→ **EXERCISE DIRECTIONS**
Pick out each line of the records in which the word "text" appears.

→ **A run of records**
- - -
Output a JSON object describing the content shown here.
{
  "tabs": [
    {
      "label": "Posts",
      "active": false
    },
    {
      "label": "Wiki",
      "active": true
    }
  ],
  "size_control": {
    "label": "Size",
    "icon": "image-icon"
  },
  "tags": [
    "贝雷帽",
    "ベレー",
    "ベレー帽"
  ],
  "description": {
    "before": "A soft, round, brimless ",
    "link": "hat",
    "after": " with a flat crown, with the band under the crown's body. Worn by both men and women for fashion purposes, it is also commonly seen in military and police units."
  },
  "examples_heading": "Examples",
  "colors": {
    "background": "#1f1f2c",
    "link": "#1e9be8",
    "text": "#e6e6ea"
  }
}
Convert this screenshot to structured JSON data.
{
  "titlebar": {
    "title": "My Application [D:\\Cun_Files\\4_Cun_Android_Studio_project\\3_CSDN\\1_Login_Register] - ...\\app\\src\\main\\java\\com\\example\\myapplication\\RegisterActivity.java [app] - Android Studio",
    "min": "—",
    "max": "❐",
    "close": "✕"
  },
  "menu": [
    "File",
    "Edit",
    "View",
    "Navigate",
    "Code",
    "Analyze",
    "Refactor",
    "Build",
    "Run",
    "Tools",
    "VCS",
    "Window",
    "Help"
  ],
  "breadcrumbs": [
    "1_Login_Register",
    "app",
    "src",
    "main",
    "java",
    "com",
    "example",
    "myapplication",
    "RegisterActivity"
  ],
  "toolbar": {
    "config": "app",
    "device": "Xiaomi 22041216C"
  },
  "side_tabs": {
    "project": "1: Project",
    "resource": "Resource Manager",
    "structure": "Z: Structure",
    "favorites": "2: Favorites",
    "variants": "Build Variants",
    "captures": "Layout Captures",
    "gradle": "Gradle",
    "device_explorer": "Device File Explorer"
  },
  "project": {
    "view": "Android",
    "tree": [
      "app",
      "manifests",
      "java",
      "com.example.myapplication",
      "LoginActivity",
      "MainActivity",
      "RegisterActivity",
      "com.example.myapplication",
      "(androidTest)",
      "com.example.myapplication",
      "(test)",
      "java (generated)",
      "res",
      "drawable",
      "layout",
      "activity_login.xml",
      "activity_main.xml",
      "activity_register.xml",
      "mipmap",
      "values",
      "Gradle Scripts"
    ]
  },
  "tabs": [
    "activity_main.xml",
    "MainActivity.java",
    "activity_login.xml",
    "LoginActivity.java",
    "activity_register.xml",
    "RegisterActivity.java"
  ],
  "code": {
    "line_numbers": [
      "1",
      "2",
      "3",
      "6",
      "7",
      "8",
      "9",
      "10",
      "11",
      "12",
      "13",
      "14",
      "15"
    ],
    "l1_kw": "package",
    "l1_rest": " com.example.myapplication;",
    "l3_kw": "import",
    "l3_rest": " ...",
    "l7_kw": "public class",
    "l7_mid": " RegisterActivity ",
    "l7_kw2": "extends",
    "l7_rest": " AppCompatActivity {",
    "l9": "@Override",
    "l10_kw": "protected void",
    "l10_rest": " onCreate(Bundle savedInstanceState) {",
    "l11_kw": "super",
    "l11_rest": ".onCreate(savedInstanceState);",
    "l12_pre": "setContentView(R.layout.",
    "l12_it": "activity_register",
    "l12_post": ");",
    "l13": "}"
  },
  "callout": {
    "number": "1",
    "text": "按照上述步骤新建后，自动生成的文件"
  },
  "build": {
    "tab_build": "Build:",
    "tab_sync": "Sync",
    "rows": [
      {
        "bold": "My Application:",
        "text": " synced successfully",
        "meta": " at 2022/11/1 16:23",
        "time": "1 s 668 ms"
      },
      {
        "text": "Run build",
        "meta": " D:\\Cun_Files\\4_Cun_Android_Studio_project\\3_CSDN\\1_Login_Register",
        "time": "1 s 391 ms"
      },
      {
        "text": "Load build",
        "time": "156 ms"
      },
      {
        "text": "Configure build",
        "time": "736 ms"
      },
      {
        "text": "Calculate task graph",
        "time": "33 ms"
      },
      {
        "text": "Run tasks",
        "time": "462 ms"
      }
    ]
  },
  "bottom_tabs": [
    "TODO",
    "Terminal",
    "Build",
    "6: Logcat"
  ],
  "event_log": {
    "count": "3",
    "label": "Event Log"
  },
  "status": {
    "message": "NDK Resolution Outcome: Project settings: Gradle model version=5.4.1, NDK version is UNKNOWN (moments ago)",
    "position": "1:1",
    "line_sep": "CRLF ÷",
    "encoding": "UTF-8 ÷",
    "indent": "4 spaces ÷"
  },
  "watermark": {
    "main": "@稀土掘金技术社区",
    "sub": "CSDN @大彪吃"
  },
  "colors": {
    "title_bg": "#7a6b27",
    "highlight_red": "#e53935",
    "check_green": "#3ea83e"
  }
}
- - -
→ **THE REPLY**
    "text": "#e6e6ea"
    "text": "按照上述步骤新建后，自动生成的文件"
        "text": " synced successfully",
        "text": "Run build",
        "text": "Load build",
        "text": "Configure build",
        "text": "Calculate task graph",
        "text": "Run tasks",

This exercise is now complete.